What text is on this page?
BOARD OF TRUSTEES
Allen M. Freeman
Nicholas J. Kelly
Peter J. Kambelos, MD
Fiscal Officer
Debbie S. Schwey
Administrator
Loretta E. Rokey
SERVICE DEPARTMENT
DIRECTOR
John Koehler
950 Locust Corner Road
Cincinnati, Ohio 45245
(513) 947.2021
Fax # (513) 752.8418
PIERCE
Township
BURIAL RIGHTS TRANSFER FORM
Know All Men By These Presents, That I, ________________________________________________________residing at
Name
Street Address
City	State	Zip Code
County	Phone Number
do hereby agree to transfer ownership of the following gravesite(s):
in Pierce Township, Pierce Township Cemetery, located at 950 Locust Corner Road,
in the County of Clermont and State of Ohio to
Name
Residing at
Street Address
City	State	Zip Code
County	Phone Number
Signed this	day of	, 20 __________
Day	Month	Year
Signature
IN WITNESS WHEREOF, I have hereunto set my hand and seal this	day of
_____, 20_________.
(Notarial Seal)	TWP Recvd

AIM OF THE TASK. Repeat all the records. Match each line exactly.

PROBLEM SOLUTION.
What text is on this page?
BOARD OF TRUSTEES
Allen M. Freeman
Nicholas J. Kelly
Peter J. Kambelos, MD
Fiscal Officer
Debbie S. Schwey
Administrator
Loretta E. Rokey
SERVICE DEPARTMENT
DIRECTOR
John Koehler
950 Locust Corner Road
Cincinnati, Ohio 45245
(513) 947.2021
Fax # (513) 752.8418
PIERCE
Township
BURIAL RIGHTS TRANSFER FORM
Know All Men By These Presents, That I, ________________________________________________________residing at
Name
Street Address
City	State	Zip Code
County	Phone Number
do hereby agree to transfer ownership of the following gravesite(s):
in Pierce Township, Pierce Township Cemetery, located at 950 Locust Corner Road,
in the County of Clermont and State of Ohio to
Name
Residing at
Street Address
City	State	Zip Code
County	Phone Number
Signed this	day of	, 20 __________
Day	Month	Year
Signature
IN WITNESS WHEREOF, I have hereunto set my hand and seal this	day of
_____, 20_________.
(Notarial Seal)	TWP Recvd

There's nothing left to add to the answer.